▶ _What the task requires_
What follows are records. Restate all of them word for word.

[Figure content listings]
——————————

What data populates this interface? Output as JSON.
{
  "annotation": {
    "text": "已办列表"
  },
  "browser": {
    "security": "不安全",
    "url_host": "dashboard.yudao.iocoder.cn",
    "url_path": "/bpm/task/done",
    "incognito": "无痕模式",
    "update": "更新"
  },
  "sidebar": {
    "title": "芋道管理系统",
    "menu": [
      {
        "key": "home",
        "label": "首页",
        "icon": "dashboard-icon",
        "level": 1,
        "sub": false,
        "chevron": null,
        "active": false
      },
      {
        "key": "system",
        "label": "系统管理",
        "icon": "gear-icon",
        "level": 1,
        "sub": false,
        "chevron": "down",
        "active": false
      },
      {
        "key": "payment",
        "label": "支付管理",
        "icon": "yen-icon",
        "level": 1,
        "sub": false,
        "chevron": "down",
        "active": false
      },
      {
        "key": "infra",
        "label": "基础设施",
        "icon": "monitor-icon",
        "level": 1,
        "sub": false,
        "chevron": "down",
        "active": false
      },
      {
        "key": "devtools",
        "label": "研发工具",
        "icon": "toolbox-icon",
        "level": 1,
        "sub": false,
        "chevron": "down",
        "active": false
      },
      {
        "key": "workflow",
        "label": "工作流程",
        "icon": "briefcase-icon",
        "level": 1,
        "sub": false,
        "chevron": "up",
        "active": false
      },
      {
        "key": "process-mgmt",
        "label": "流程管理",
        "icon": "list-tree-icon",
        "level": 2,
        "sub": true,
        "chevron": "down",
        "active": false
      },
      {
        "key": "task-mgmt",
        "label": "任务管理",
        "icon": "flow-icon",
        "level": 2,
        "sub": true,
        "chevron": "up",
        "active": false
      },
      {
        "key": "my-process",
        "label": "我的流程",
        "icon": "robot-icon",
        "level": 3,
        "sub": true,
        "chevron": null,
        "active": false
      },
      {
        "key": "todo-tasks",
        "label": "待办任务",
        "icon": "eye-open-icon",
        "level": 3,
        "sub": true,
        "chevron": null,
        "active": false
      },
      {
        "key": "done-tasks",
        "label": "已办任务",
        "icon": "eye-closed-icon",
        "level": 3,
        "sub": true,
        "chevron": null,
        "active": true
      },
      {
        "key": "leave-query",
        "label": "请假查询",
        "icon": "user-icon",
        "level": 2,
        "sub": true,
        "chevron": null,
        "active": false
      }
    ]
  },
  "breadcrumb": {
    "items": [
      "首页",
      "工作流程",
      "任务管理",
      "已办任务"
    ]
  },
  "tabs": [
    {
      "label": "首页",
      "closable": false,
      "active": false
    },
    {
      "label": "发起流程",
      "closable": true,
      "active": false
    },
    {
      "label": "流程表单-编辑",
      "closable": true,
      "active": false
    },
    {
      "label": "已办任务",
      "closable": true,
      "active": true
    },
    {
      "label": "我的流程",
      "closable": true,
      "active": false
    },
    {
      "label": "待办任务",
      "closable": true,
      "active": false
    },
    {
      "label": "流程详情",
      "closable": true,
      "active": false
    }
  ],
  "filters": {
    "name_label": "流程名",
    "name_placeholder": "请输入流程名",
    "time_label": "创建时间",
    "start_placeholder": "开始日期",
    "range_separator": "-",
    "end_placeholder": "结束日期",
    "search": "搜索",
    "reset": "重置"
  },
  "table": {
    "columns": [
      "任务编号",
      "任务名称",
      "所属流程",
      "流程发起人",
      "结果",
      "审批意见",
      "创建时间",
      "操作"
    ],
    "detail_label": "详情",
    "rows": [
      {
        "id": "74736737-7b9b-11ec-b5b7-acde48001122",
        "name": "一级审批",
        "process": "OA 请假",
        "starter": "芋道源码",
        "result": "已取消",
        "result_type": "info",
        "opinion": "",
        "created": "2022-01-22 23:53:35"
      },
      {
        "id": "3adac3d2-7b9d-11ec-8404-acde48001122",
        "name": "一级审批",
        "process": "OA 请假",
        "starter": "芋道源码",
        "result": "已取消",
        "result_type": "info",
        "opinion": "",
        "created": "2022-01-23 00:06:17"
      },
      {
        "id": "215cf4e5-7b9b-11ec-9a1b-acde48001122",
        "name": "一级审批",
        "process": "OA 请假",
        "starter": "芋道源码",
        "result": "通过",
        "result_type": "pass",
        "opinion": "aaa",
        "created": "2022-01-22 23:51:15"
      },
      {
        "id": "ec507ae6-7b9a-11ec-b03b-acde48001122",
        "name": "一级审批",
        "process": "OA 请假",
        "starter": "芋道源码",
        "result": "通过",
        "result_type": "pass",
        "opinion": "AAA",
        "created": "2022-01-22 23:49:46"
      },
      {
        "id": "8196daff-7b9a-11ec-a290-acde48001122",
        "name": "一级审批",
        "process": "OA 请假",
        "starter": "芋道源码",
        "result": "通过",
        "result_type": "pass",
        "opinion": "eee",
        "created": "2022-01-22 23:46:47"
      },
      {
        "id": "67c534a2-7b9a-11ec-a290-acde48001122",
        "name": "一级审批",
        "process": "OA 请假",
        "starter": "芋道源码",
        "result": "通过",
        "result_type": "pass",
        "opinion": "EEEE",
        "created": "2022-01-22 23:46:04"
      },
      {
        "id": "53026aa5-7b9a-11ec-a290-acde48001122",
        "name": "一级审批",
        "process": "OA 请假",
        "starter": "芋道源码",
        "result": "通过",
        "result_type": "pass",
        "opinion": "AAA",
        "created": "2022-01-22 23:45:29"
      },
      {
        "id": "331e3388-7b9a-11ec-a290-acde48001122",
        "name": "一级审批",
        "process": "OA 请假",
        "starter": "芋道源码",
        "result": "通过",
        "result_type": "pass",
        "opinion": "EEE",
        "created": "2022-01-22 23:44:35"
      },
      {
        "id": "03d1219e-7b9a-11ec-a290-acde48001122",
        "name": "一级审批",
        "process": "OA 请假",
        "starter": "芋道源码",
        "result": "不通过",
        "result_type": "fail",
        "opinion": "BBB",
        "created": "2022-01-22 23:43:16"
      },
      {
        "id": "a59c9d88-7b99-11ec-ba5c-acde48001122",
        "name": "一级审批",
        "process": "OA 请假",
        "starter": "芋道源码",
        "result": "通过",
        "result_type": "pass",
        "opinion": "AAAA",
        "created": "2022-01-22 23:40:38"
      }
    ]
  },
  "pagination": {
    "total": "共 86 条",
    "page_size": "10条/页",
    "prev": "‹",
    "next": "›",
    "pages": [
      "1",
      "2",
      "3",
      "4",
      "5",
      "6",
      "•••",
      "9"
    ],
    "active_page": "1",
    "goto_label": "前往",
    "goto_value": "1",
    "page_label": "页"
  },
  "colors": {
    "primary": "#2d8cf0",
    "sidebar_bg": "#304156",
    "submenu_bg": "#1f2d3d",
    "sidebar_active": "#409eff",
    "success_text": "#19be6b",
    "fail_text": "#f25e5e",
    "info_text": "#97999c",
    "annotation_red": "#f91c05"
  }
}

——————————

▶ _Answer to the exercise_
What data populates this interface? Output as JSON.
{
  "annotation": {
    "text": "已办列表"
  },
  "browser": {
    "security": "不安全",
    "url_host": "dashboard.yudao.iocoder.cn",
    "url_path": "/bpm/task/done",
    "incognito": "无痕模式",
    "update": "更新"
  },
  "sidebar": {
    "title": "芋道管理系统",
    "menu": [
      {
        "key": "home",
        "label": "首页",
        "icon": "dashboard-icon",
        "level": 1,
        "sub": false,
        "chevron": null,
        "active": false
      },
      {
        "key": "system",
        "label": "系统管理",
        "icon": "gear-icon",
        "level": 1,
        "sub": false,
        "chevron": "down",
        "active": false
      },
      {
        "key": "payment",
        "label": "支付管理",
        "icon": "yen-icon",
        "level": 1,
        "sub": false,
        "chevron": "down",
        "active": false
      },
      {
        "key": "infra",
        "label": "基础设施",
        "icon": "monitor-icon",
        "level": 1,
        "sub": false,
        "chevron": "down",
        "active": false
      },
      {
        "key": "devtools",
        "label": "研发工具",
        "icon": "toolbox-icon",
        "level": 1,
        "sub": false,
        "chevron": "down",
        "active": false
      },
      {
        "key": "workflow",
        "label": "工作流程",
        "icon": "briefcase-icon",
        "level": 1,
        "sub": false,
        "chevron": "up",
        "active": false
      },
      {
        "key": "process-mgmt",
        "label": "流程管理",
        "icon": "list-tree-icon",
        "level": 2,
        "sub": true,
        "chevron": "down",
        "active": false
      },
      {
        "key": "task-mgmt",
        "label": "任务管理",
        "icon": "flow-icon",
        "level": 2,
        "sub": true,
        "chevron": "up",
        "active": false
      },
      {
        "key": "my-process",
        "label": "我的流程",
        "icon": "robot-icon",
        "level": 3,
        "sub": true,
        "chevron": null,
        "active": false
      },
      {
        "key": "todo-tasks",
        "label": "待办任务",
        "icon": "eye-open-icon",
        "level": 3,
        "sub": true,
        "chevron": null,
        "active": false
      },
      {
        "key": "done-tasks",
        "label": "已办任务",
        "icon": "eye-closed-icon",
        "level": 3,
        "sub": true,
        "chevron": null,
        "active": true
      },
      {
        "key": "leave-query",
        "label": "请假查询",
        "icon": "user-icon",
        "level": 2,
        "sub": true,
        "chevron": null,
        "active": false
      }
    ]
  },
  "breadcrumb": {
    "items": [
      "首页",
      "工作流程",
      "任务管理",
      "已办任务"
    ]
  },
  "tabs": [
    {
      "label": "首页",
      "closable": false,
      "active": false
    },
    {
      "label": "发起流程",
      "closable": true,
      "active": false
    },
    {
      "label": "流程表单-编辑",
      "closable": true,
      "active": false
    },
    {
      "label": "已办任务",
      "closable": true,
      "active": true
    },
    {
      "label": "我的流程",
      "closable": true,
      "active": false
    },
    {
      "label": "待办任务",
      "closable": true,
      "active": false
    },
    {
      "label": "流程详情",
      "closable": true,
      "active": false
    }
  ],
  "filters": {
    "name_label": "流程名",
    "name_placeholder": "请输入流程名",
    "time_label": "创建时间",
    "start_placeholder": "开始日期",
    "range_separator": "-",
    "end_placeholder": "结束日期",
    "search": "搜索",
    "reset": "重置"
  },
  "table": {
    "columns": [
      "任务编号",
      "任务名称",
      "所属流程",
      "流程发起人",
      "结果",
      "审批意见",
      "创建时间",
      "操作"
    ],
    "detail_label": "详情",
    "rows": [
      {
        "id": "74736737-7b9b-11ec-b5b7-acde48001122",
        "name": "一级审批",
        "process": "OA 请假",
        "starter": "芋道源码",
        "result": "已取消",
        "result_type": "info",
        "opinion": "",
        "created": "2022-01-22 23:53:35"
      },
      {
        "id": "3adac3d2-7b9d-11ec-8404-acde48001122",
        "name": "一级审批",
        "process": "OA 请假",
        "starter": "芋道源码",
        "result": "已取消",
        "result_type": "info",
        "opinion": "",
        "created": "2022-01-23 00:06:17"
      },
      {
        "id": "215cf4e5-7b9b-11ec-9a1b-acde48001122",
        "name": "一级审批",
        "process": "OA 请假",
        "starter": "芋道源码",
        "result": "通过",
        "result_type": "pass",
        "opinion": "aaa",
        "created": "2022-01-22 23:51:15"
      },
      {
        "id": "ec507ae6-7b9a-11ec-b03b-acde48001122",
        "name": "一级审批",
        "process": "OA 请假",
        "starter": "芋道源码",
        "result": "通过",
        "result_type": "pass",
        "opinion": "AAA",
        "created": "2022-01-22 23:49:46"
      },
      {
        "id": "8196daff-7b9a-11ec-a290-acde48001122",
        "name": "一级审批",
        "process": "OA 请假",
        "starter": "芋道源码",
        "result": "通过",
        "result_type": "pass",
        "opinion": "eee",
        "created": "2022-01-22 23:46:47"
      },
      {
        "id": "67c534a2-7b9a-11ec-a290-acde48001122",
        "name": "一级审批",
        "process": "OA 请假",
        "starter": "芋道源码",
        "result": "通过",
        "result_type": "pass",
        "opinion": "EEEE",
        "created": "2022-01-22 23:46:04"
      },
      {
        "id": "53026aa5-7b9a-11ec-a290-acde48001122",
        "name": "一级审批",
        "process": "OA 请假",
        "starter": "芋道源码",
        "result": "通过",
        "result_type": "pass",
        "opinion": "AAA",
        "created": "2022-01-22 23:45:29"
      },
      {
        "id": "331e3388-7b9a-11ec-a290-acde48001122",
        "name": "一级审批",
        "process": "OA 请假",
        "starter": "芋道源码",
        "result": "通过",
        "result_type": "pass",
        "opinion": "EEE",
        "created": "2022-01-22 23:44:35"
      },
      {
        "id": "03d1219e-7b9a-11ec-a290-acde48001122",
        "name": "一级审批",
        "process": "OA 请假",
        "starter": "芋道源码",
        "result": "不通过",
        "result_type": "fail",
        "opinion": "BBB",
        "created": "2022-01-22 23:43:16"
      },
      {
        "id": "a59c9d88-7b99-11ec-ba5c-acde48001122",
        "name": "一级审批",
        "process": "OA 请假",
        "starter": "芋道源码",
        "result": "通过",
        "result_type": "pass",
        "opinion": "AAAA",
        "created": "2022-01-22 23:40:38"
      }
    ]
  },
  "pagination": {
    "total": "共 86 条",
    "page_size": "10条/页",
    "prev": "‹",
    "next": "›",
    "pages": [
      "1",
      "2",
      "3",
      "4",
      "5",
      "6",
      "•••",
      "9"
    ],
    "active_page": "1",
    "goto_label": "前往",
    "goto_value": "1",
    "page_label": "页"
  },
  "colors": {
    "primary": "#2d8cf0",
    "sidebar_bg": "#304156",
    "submenu_bg": "#1f2d3d",
    "sidebar_active": "#409eff",
    "success_text": "#19be6b",
    "fail_text": "#f25e5e",
    "info_text": "#97999c",
    "annotation_red": "#f91c05"
  }
}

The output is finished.